[DÉFIS]:
1. D'après l'essai sur l'Inconscient, sur quelles côtes Baudelaire a-t-il abordé après avoir sauvé ses livres des flots ?
2. Poursuivez l'essai sur l'Inconscient à partir de sa dernière phrase.

Essai sur l’Inconscient aujourd’hui

Alice Tibi – Octobre 2021

«Homme libre, toujours tu chériras la mer ! »
Charles Baudelaire

Préambule

Victor Hugo, Ma destinée, 1867

L’Inconscient est la clé de la théorie freudienne. Il en est aussi la pierre d’achoppement, la cible principale des attaques contre cette théorie, jusqu’aujourd’hui : c’est pourquoi il importe de le définir, avec les outils dont nous disposons.

1. L’Homme et la Mer, l’Inconscient

Nul mieux que Baudelaire ne pouvait confronter L’Homme et la Mer, titre suggestif de son poème, « Ton esprit n’est pas un gouffre moins amer (…) Homme, nul n’a sondé le fond de tes abîmes. » (Les Fleurs du Mal, 1857 ; NRF, 2005). Lui qui, tombé à l’eau à l’aube de sa vie, sauva d’une seule main ses livres des flots menaçants en abordant aux côtes de l’île Maurice, s’interrogeait d’abord sur l’homme. Un exploit symbolique de la part du farouche jeune poète, pour qui le trésor des livres devait surnager, quoi qu’il en coûtât…

C’est aussi avec pertinence que Georges-Arthur Goldschmidt a décelé dans la langue allemande le fond inconscient de l’esprit humain dans sa ressemblance avec la mer, la langue de Sigmund Freud. Dans son ouvrage Quand Freud voit la mer, « Als Freud das Meer sah », mot à mot Quand Freud vit la mer, l’auteur aperçoit la première notion de l’Inconscient familière à Freud, sa propre langue, semblable à l’océan mouvant et insondable ; sans compter la coïncidence de résonance entre la mer et « la mère », phoniquement identique en français (G.-A. Goldschmidt, Buchet-Chastel, 2006).

[Entrées d'annotation spatiale]
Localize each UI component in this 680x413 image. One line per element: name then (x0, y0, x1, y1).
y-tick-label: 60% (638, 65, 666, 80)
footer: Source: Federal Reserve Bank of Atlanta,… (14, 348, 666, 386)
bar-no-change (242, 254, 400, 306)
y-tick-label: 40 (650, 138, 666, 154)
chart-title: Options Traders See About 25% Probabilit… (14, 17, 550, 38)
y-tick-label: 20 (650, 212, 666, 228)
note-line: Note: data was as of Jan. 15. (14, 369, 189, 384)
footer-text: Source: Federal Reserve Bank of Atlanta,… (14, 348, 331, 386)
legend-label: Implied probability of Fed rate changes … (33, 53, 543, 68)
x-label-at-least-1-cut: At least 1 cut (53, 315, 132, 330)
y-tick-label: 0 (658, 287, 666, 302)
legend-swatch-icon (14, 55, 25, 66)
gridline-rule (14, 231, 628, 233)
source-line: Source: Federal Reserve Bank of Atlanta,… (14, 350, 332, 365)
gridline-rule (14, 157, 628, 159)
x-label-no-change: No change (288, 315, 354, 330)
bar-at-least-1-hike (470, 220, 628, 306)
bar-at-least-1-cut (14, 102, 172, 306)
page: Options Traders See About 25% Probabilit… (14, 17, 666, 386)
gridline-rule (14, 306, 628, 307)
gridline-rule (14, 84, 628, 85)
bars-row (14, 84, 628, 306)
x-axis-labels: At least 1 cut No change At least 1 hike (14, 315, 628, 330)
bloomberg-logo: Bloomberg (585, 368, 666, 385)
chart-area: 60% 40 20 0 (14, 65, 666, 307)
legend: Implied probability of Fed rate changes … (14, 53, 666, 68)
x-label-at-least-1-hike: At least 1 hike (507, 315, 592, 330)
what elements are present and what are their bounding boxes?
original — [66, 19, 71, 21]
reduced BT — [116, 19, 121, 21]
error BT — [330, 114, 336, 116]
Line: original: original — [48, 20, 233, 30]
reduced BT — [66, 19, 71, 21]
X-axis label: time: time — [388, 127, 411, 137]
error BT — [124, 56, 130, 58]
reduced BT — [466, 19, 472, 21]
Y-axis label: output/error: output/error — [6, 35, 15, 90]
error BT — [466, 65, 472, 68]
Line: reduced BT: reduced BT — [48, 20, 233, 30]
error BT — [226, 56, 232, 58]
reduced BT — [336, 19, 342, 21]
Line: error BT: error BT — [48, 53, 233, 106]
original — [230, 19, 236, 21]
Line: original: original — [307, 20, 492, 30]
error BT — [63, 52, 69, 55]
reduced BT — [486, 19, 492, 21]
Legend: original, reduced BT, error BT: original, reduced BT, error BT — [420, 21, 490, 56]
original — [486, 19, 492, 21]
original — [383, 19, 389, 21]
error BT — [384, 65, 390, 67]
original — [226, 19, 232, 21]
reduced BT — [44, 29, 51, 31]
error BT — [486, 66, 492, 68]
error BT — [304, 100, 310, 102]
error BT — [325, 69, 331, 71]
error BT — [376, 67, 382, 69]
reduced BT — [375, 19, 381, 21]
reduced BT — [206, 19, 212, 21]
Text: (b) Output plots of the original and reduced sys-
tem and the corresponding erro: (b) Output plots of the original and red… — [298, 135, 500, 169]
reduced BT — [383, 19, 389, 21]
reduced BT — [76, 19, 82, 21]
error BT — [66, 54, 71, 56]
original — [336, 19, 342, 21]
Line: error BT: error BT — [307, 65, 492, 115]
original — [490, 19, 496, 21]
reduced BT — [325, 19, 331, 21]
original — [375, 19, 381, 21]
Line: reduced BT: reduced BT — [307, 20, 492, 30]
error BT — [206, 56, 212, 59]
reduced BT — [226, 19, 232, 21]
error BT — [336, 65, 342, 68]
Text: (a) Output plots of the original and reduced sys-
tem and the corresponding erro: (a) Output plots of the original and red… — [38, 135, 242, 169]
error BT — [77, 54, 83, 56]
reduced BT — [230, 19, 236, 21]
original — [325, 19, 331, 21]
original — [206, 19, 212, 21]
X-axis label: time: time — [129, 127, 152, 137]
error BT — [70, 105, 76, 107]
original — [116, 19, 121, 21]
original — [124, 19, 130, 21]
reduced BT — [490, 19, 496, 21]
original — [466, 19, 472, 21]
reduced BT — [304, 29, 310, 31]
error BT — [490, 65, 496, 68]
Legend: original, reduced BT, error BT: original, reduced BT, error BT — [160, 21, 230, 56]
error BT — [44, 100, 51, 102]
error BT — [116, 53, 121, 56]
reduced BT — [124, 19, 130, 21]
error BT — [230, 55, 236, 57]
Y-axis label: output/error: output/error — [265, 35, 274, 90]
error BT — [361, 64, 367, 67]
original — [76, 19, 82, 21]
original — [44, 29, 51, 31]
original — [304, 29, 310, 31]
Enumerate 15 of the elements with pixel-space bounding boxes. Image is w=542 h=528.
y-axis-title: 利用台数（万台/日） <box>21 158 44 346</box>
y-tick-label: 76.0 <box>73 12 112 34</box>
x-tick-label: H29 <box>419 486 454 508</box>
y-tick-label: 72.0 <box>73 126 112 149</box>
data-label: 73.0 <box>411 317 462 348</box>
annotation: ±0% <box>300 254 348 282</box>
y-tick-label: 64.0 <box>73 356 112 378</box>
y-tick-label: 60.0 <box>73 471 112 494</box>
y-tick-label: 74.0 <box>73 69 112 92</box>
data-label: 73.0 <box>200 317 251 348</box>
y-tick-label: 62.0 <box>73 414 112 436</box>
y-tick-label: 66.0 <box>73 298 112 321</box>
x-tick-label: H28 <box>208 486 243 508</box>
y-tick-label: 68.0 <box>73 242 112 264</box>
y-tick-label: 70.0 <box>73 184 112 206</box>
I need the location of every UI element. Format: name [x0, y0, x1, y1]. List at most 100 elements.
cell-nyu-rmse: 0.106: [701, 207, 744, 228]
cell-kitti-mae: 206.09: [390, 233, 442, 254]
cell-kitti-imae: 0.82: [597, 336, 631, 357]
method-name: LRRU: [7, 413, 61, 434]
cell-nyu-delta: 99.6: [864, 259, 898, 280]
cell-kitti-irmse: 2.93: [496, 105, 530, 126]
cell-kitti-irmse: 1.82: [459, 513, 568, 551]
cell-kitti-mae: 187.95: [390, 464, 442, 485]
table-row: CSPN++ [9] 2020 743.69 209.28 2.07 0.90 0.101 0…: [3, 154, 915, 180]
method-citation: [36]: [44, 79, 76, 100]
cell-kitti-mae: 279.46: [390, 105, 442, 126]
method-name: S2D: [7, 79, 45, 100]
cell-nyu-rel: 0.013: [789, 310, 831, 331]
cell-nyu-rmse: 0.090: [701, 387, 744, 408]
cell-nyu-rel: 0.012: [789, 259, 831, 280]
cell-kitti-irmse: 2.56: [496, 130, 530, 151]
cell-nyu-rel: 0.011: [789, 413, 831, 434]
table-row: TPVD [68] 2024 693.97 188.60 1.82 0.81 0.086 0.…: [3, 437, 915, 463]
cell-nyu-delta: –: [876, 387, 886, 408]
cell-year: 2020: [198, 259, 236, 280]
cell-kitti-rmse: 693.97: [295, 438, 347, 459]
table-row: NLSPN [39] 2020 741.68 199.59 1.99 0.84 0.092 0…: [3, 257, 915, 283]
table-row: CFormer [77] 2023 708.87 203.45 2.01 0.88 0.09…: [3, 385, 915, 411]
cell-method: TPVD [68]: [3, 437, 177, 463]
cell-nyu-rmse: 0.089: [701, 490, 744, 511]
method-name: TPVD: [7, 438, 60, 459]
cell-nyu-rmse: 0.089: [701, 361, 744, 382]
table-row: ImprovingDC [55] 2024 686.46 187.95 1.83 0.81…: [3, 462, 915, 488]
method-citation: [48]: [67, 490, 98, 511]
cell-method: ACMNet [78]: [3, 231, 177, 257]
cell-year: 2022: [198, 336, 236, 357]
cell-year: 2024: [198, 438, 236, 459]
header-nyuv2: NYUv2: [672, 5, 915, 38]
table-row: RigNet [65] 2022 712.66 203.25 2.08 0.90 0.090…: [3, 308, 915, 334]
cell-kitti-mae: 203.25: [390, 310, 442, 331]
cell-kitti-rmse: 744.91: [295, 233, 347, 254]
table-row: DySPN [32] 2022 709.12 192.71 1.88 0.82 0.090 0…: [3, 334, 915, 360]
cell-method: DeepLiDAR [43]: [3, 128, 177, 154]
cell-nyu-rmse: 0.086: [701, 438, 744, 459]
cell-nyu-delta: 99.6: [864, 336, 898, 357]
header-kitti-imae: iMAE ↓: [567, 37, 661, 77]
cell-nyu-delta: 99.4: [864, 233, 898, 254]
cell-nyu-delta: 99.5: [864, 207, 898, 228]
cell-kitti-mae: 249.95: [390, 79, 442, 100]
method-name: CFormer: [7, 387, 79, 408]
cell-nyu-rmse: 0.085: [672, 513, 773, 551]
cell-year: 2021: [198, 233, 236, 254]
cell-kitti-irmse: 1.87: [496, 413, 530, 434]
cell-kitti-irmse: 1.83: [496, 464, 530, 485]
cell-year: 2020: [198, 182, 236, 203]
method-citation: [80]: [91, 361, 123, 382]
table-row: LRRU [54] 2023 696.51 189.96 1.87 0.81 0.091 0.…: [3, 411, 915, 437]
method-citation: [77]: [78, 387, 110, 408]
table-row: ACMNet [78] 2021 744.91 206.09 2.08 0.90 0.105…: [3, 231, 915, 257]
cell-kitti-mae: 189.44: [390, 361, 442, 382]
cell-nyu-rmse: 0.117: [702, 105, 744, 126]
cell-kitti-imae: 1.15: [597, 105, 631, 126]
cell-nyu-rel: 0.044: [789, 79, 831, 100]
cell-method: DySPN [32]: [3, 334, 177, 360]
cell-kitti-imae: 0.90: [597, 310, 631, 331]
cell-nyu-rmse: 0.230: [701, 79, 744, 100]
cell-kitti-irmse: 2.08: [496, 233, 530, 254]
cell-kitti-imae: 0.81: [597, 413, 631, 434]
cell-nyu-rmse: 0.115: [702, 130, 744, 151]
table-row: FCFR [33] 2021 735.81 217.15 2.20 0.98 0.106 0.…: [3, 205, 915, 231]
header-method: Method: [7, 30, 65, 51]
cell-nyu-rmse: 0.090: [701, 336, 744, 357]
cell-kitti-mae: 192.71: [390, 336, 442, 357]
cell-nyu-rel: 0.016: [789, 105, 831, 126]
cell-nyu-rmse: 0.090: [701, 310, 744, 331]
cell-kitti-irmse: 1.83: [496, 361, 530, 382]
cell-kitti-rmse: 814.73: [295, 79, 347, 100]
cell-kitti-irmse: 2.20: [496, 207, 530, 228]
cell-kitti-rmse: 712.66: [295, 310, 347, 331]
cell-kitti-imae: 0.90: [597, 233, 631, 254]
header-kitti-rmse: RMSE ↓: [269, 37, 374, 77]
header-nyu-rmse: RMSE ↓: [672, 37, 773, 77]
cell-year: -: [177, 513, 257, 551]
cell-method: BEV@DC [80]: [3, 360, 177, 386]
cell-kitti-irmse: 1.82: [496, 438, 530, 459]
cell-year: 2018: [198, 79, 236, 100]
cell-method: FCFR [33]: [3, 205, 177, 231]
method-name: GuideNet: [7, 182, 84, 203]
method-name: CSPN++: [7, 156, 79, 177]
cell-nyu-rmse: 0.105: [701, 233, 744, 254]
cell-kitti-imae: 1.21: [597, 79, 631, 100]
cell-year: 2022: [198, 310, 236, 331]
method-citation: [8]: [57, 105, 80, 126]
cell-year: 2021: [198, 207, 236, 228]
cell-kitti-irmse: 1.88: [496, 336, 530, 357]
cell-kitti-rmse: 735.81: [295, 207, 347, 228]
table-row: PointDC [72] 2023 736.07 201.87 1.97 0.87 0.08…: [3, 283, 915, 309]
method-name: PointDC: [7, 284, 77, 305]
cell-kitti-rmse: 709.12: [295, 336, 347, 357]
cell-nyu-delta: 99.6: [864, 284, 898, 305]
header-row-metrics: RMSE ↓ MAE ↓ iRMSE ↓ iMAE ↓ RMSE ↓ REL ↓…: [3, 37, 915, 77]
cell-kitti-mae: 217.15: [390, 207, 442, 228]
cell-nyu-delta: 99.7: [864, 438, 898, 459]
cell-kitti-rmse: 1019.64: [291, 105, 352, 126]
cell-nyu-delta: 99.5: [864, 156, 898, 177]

[RÉPONSES PAR CONSIGNE]:
1. Sur les côtes de l'île Maurice.

2.
2. La langue allemande et l’Inconscient pulsionnel

Comme le décrit minutieusement G.-A. G., la langue allemande est composée de phrases étendues, aux radicaux facilement désarticulés de leurs préfixes et suffixes, et auxquelles le verbe placé à la fin donne des séquences en forme de vagues, dont on attend longuement le ressac. Une langue ainsi « mouvementée » ressemble à la mer lorsqu’elle est démontée, ou à « la plaine liquide » de Virgile, grosse de tempêtes et de fracas.

Un verbe allemand devrait entre tous mériter un sort : le verbe werden, « devenir », servant à la fois d’auxiliaire et de verbe à part entière. Le mouvement par excellence, et le changement sont inscrits en lui. Werden à lui tout seul représente la démarche humaine et celle de la psychanalyse : nous sommes en devenir et nous pouvons le redevenir, si le cours de notre existence a été entravé. À l’enseigne de l’adage célèbre : Wo Es war, soll Ich werden.  « Nous advenons, hors du chaos », en serait l’une des traductions…

Il est frappant de constater que les différents protocoles de la psychanalyse freudienne sont, eux aussi, comme « agités » :

  • La régression dérivant de son cadre, lors du processus,
  • La méthode d’associations d’idées, on le sait, empruntée à Ludwig Börne, comme un flot divagant,
  • Le dispositif divan-fauteuil  en quinconce aveugle, en décalage institué.

L’Inconscient, au centre de l’œuvre freudienne, ressemble au fond de la mer, un milieu mouvant, obscur, mais aussi un écosystème à l’équilibre propre, obéissant à ses lois homéostatiques. Tout se passe comme si Freud avait interprété sa propre langue, comme une nouvelle philosophie ou une partition musicale novatrice, deux domaines existentiels où ses compatriotes ont excellé : le questionnement originaire et le rythme primordial.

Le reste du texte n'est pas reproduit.